Instructions to follow: Transcribe the records below exactly as they appear, omitting any pictures.

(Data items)

**********

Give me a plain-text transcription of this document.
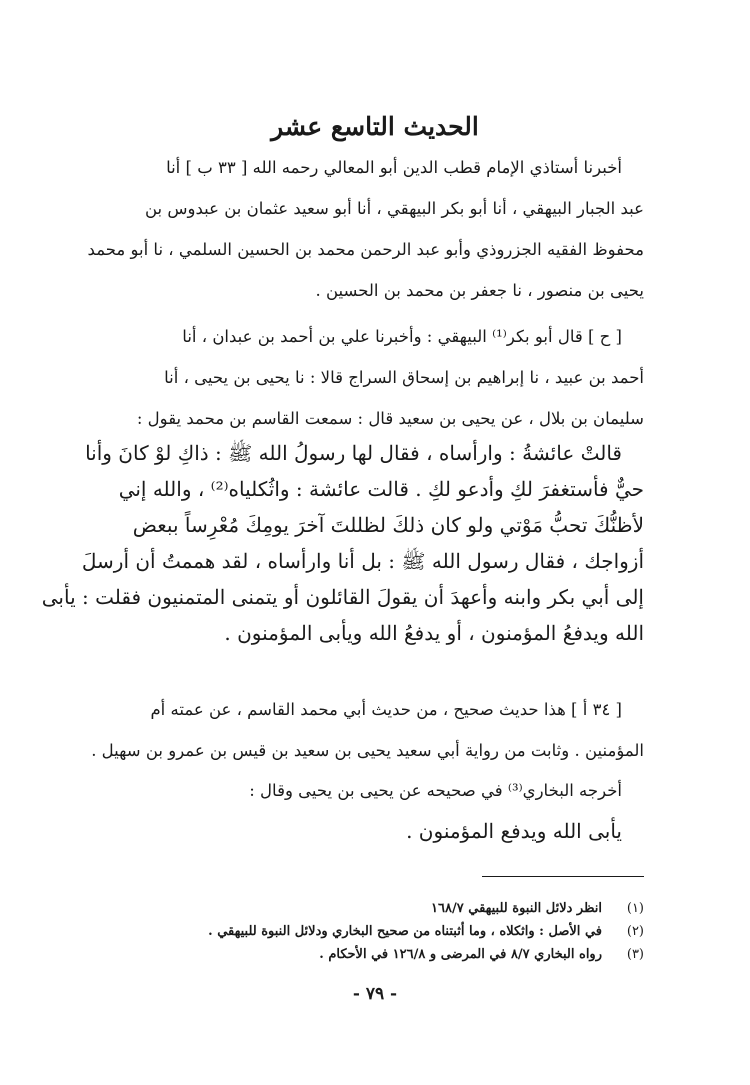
الحديث التاسع عشر
أخبرنا أستاذي الإمام قطب الدين أبو المعالي رحمه الله [ ٣٣ ب ] أنا
عبد الجبار البيهقي ، أنا أبو بكر البيهقي ، أنا أبو سعيد عثمان بن عبدوس بن
محفوظ الفقيه الجزروذي وأبو عبد الرحمن محمد بن الحسين السلمي ، نا أبو محمد
يحيى بن منصور ، نا جعفر بن محمد بن الحسين .
[ ح ] قال أبو بكر⁽¹⁾ البيهقي : وأخبرنا علي بن أحمد بن عبدان ، أنا
أحمد بن عبيد ، نا إبراهيم بن إسحاق السراج قالا : نا يحيى بن يحيى ، أنا
سليمان بن بلال ، عن يحيى بن سعيد قال : سمعت القاسم بن محمد يقول :
قالتْ عائشةُ : وارأساه ، فقال لها رسولُ الله ﷺ : ذاكِ لوْ كانَ وأنا
حيٌّ فأستغفرَ لكِ وأدعو لكِ . قالت عائشة : واثُكلياه⁽²⁾ ، والله إني
لأظنُّكَ تحبُّ مَوْتي ولو كان ذلكَ لظللتَ آخرَ يومِكَ مُعْرِساً ببعض
أزواجك ، فقال رسول الله ﷺ : بل أنا وارأساه ، لقد هممتُ أن أرسلَ
إلى أبي بكر وابنه وأعهدَ أن يقولَ القائلون أو يتمنى المتمنيون فقلت : يأبى
الله ويدفعُ المؤمنون ، أو يدفعُ الله ويأبى المؤمنون .
[ ٣٤ أ ] هذا حديث صحيح ، من حديث أبي محمد القاسم ، عن عمته أم
المؤمنين . وثابت من رواية أبي سعيد يحيى بن سعيد بن قيس بن عمرو بن سهيل .
أخرجه البخاري⁽³⁾ في صحيحه عن يحيى بن يحيى وقال :
يأبى الله ويدفع المؤمنون .
(١)
انظر دلائل النبوة للبيهقي ١٦٨/٧
(٢)
في الأصل : واثكلاه ، وما أثبتناه من صحيح البخاري ودلائل النبوة للبيهقي .
(٣)
رواه البخاري ٨/٧ في المرضى و ١٢٦/٨ في الأحكام .
- ٧٩ -
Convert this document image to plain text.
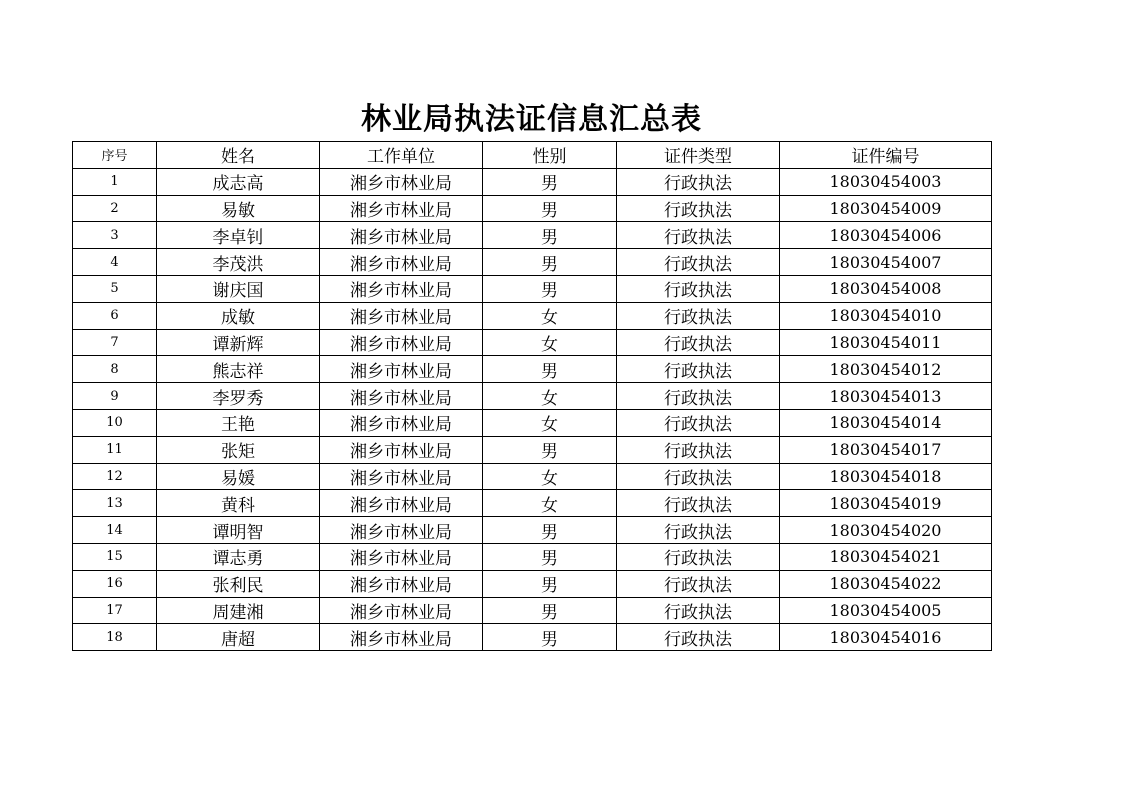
林业局执法证信息汇总表
序号	姓名	工作单位	性别	证件类型	证件编号
1	成志高	湘乡市林业局	男	行政执法	18030454003
2	易敏	湘乡市林业局	男	行政执法	18030454009
3	李卓钊	湘乡市林业局	男	行政执法	18030454006
4	李茂洪	湘乡市林业局	男	行政执法	18030454007
5	谢庆国	湘乡市林业局	男	行政执法	18030454008
6	成敏	湘乡市林业局	女	行政执法	18030454010
7	谭新辉	湘乡市林业局	女	行政执法	18030454011
8	熊志祥	湘乡市林业局	男	行政执法	18030454012
9	李罗秀	湘乡市林业局	女	行政执法	18030454013
10	王艳	湘乡市林业局	女	行政执法	18030454014
11	张矩	湘乡市林业局	男	行政执法	18030454017
12	易媛	湘乡市林业局	女	行政执法	18030454018
13	黄科	湘乡市林业局	女	行政执法	18030454019
14	谭明智	湘乡市林业局	男	行政执法	18030454020
15	谭志勇	湘乡市林业局	男	行政执法	18030454021
16	张利民	湘乡市林业局	男	行政执法	18030454022
17	周建湘	湘乡市林业局	男	行政执法	18030454005
18	唐超	湘乡市林业局	男	行政执法	18030454016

**********

The output:
Give me a plain-text transcription of this document.
الحديث التاسع عشر
أخبرنا أستاذي الإمام قطب الدين أبو المعالي رحمه الله [ ٣٣ ب ] أنا
عبد الجبار البيهقي ، أنا أبو بكر البيهقي ، أنا أبو سعيد عثمان بن عبدوس بن
محفوظ الفقيه الجزروذي وأبو عبد الرحمن محمد بن الحسين السلمي ، نا أبو محمد
يحيى بن منصور ، نا جعفر بن محمد بن الحسين .
[ ح ] قال أبو بكر⁽¹⁾ البيهقي : وأخبرنا علي بن أحمد بن عبدان ، أنا
أحمد بن عبيد ، نا إبراهيم بن إسحاق السراج قالا : نا يحيى بن يحيى ، أنا
سليمان بن بلال ، عن يحيى بن سعيد قال : سمعت القاسم بن محمد يقول :
قالتْ عائشةُ : وارأساه ، فقال لها رسولُ الله ﷺ : ذاكِ لوْ كانَ وأنا
حيٌّ فأستغفرَ لكِ وأدعو لكِ . قالت عائشة : واثُكلياه⁽²⁾ ، والله إني
لأظنُّكَ تحبُّ مَوْتي ولو كان ذلكَ لظللتَ آخرَ يومِكَ مُعْرِساً ببعض
أزواجك ، فقال رسول الله ﷺ : بل أنا وارأساه ، لقد هممتُ أن أرسلَ
إلى أبي بكر وابنه وأعهدَ أن يقولَ القائلون أو يتمنى المتمنيون فقلت : يأبى
الله ويدفعُ المؤمنون ، أو يدفعُ الله ويأبى المؤمنون .
[ ٣٤ أ ] هذا حديث صحيح ، من حديث أبي محمد القاسم ، عن عمته أم
المؤمنين . وثابت من رواية أبي سعيد يحيى بن سعيد بن قيس بن عمرو بن سهيل .
أخرجه البخاري⁽³⁾ في صحيحه عن يحيى بن يحيى وقال :
يأبى الله ويدفع المؤمنون .
(١)
انظر دلائل النبوة للبيهقي ١٦٨/٧
(٢)
في الأصل : واثكلاه ، وما أثبتناه من صحيح البخاري ودلائل النبوة للبيهقي .
(٣)
رواه البخاري ٨/٧ في المرضى و ١٢٦/٨ في الأحكام .
- ٧٩ -
Convert this document image to plain text.
林业局执法证信息汇总表
序号	姓名	工作单位	性别	证件类型	证件编号
1	成志高	湘乡市林业局	男	行政执法	18030454003
2	易敏	湘乡市林业局	男	行政执法	18030454009
3	李卓钊	湘乡市林业局	男	行政执法	18030454006
4	李茂洪	湘乡市林业局	男	行政执法	18030454007
5	谢庆国	湘乡市林业局	男	行政执法	18030454008
6	成敏	湘乡市林业局	女	行政执法	18030454010
7	谭新辉	湘乡市林业局	女	行政执法	18030454011
8	熊志祥	湘乡市林业局	男	行政执法	18030454012
9	李罗秀	湘乡市林业局	女	行政执法	18030454013
10	王艳	湘乡市林业局	女	行政执法	18030454014
11	张矩	湘乡市林业局	男	行政执法	18030454017
12	易媛	湘乡市林业局	女	行政执法	18030454018
13	黄科	湘乡市林业局	女	行政执法	18030454019
14	谭明智	湘乡市林业局	男	行政执法	18030454020
15	谭志勇	湘乡市林业局	男	行政执法	18030454021
16	张利民	湘乡市林业局	男	行政执法	18030454022
17	周建湘	湘乡市林业局	男	行政执法	18030454005
18	唐超	湘乡市林业局	男	行政执法	18030454016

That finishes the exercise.